### INFORMATION GIVEN:
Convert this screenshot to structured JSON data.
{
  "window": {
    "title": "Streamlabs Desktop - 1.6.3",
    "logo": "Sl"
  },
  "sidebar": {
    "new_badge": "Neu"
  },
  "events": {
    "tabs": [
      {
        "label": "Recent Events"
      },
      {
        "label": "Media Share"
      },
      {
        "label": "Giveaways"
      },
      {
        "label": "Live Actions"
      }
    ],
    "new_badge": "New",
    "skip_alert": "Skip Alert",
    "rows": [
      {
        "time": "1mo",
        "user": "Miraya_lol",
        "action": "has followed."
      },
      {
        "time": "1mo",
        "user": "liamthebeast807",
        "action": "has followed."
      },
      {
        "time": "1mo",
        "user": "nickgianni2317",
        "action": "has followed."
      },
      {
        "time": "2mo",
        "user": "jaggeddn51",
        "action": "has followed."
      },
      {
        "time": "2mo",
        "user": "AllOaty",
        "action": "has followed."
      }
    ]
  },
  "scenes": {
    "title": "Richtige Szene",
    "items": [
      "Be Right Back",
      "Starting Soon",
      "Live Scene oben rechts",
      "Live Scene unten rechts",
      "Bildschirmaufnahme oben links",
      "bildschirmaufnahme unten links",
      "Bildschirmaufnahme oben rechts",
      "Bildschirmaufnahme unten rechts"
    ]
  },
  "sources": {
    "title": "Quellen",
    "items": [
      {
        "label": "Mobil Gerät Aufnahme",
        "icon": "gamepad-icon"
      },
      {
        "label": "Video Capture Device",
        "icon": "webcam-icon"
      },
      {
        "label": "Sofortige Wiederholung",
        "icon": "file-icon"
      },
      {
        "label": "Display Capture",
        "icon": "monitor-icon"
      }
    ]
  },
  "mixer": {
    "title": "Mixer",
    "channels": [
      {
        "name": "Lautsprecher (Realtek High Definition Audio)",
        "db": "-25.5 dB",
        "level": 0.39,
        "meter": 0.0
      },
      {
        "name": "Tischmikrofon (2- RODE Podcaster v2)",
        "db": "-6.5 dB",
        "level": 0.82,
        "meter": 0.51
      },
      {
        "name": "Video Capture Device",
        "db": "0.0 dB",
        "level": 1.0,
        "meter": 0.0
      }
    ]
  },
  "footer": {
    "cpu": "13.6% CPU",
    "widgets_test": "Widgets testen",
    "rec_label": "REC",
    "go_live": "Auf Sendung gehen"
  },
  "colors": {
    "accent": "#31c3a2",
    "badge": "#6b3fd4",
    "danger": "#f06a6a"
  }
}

### WHAT NEEDS TO BE DONE:
Copy every line that contains the string "title".

### EXPECTED ANSWER:
    "title": "Streamlabs Desktop - 1.6.3",
    "title": "Richtige Szene",
    "title": "Quellen",
    "title": "Mixer",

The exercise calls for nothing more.